All of the data needs to be repeated exactly.

- Records for the task -
• • • • • • •
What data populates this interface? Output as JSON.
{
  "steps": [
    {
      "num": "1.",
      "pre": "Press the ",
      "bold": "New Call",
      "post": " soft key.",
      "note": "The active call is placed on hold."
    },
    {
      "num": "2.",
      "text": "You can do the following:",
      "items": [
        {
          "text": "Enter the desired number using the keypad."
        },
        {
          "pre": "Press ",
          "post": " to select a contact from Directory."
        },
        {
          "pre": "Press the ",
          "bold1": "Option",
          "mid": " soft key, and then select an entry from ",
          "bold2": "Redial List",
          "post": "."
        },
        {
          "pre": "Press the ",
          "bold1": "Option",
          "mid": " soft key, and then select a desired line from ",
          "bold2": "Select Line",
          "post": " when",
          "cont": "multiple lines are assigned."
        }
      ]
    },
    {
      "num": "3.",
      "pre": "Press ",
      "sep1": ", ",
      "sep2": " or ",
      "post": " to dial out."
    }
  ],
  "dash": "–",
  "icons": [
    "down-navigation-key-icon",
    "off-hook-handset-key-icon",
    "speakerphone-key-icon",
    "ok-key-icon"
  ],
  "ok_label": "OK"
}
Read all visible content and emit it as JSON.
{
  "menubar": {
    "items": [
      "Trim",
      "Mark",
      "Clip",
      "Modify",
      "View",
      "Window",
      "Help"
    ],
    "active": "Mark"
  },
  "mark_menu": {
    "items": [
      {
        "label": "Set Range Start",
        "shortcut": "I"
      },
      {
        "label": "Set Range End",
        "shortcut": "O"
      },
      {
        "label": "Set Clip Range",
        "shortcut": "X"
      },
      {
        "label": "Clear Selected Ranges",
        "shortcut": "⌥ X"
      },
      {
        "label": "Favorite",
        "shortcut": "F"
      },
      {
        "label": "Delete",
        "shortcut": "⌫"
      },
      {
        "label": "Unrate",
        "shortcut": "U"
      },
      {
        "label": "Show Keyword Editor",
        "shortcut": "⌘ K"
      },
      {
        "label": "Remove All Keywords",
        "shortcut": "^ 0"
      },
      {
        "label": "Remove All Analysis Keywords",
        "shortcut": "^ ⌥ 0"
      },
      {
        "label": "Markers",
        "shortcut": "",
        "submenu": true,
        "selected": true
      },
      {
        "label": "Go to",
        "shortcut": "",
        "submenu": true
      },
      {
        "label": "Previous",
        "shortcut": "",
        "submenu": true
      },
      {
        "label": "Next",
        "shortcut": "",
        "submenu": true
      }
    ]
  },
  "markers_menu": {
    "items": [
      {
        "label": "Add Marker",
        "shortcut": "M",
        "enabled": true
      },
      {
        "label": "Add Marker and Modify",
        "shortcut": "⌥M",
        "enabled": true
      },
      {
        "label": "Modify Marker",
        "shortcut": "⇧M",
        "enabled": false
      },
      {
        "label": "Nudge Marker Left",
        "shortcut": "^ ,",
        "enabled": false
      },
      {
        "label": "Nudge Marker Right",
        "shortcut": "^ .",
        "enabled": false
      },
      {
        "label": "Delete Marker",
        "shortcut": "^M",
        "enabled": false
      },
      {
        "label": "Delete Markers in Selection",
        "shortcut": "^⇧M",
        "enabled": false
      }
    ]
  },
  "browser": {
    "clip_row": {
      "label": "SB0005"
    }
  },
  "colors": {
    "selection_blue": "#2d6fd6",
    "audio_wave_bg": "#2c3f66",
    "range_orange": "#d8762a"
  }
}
• • • • • • •
- Response to this exercise -
What data populates this interface? Output as JSON.
{
  "steps": [
    {
      "num": "1.",
      "pre": "Press the ",
      "bold": "New Call",
      "post": " soft key.",
      "note": "The active call is placed on hold."
    },
    {
      "num": "2.",
      "text": "You can do the following:",
      "items": [
        {
          "text": "Enter the desired number using the keypad."
        },
        {
          "pre": "Press ",
          "post": " to select a contact from Directory."
        },
        {
          "pre": "Press the ",
          "bold1": "Option",
          "mid": " soft key, and then select an entry from ",
          "bold2": "Redial List",
          "post": "."
        },
        {
          "pre": "Press the ",
          "bold1": "Option",
          "mid": " soft key, and then select a desired line from ",
          "bold2": "Select Line",
          "post": " when",
          "cont": "multiple lines are assigned."
        }
      ]
    },
    {
      "num": "3.",
      "pre": "Press ",
      "sep1": ", ",
      "sep2": " or ",
      "post": " to dial out."
    }
  ],
  "dash": "–",
  "icons": [
    "down-navigation-key-icon",
    "off-hook-handset-key-icon",
    "speakerphone-key-icon",
    "ok-key-icon"
  ],
  "ok_label": "OK"
}
Read all visible content and emit it as JSON.
{
  "menubar": {
    "items": [
      "Trim",
      "Mark",
      "Clip",
      "Modify",
      "View",
      "Window",
      "Help"
    ],
    "active": "Mark"
  },
  "mark_menu": {
    "items": [
      {
        "label": "Set Range Start",
        "shortcut": "I"
      },
      {
        "label": "Set Range End",
        "shortcut": "O"
      },
      {
        "label": "Set Clip Range",
        "shortcut": "X"
      },
      {
        "label": "Clear Selected Ranges",
        "shortcut": "⌥ X"
      },
      {
        "label": "Favorite",
        "shortcut": "F"
      },
      {
        "label": "Delete",
        "shortcut": "⌫"
      },
      {
        "label": "Unrate",
        "shortcut": "U"
      },
      {
        "label": "Show Keyword Editor",
        "shortcut": "⌘ K"
      },
      {
        "label": "Remove All Keywords",
        "shortcut": "^ 0"
      },
      {
        "label": "Remove All Analysis Keywords",
        "shortcut": "^ ⌥ 0"
      },
      {
        "label": "Markers",
        "shortcut": "",
        "submenu": true,
        "selected": true
      },
      {
        "label": "Go to",
        "shortcut": "",
        "submenu": true
      },
      {
        "label": "Previous",
        "shortcut": "",
        "submenu": true
      },
      {
        "label": "Next",
        "shortcut": "",
        "submenu": true
      }
    ]
  },
  "markers_menu": {
    "items": [
      {
        "label": "Add Marker",
        "shortcut": "M",
        "enabled": true
      },
      {
        "label": "Add Marker and Modify",
        "shortcut": "⌥M",
        "enabled": true
      },
      {
        "label": "Modify Marker",
        "shortcut": "⇧M",
        "enabled": false
      },
      {
        "label": "Nudge Marker Left",
        "shortcut": "^ ,",
        "enabled": false
      },
      {
        "label": "Nudge Marker Right",
        "shortcut": "^ .",
        "enabled": false
      },
      {
        "label": "Delete Marker",
        "shortcut": "^M",
        "enabled": false
      },
      {
        "label": "Delete Markers in Selection",
        "shortcut": "^⇧M",
        "enabled": false
      }
    ]
  },
  "browser": {
    "clip_row": {
      "label": "SB0005"
    }
  },
  "colors": {
    "selection_blue": "#2d6fd6",
    "audio_wave_bg": "#2c3f66",
    "range_orange": "#d8762a"
  }
}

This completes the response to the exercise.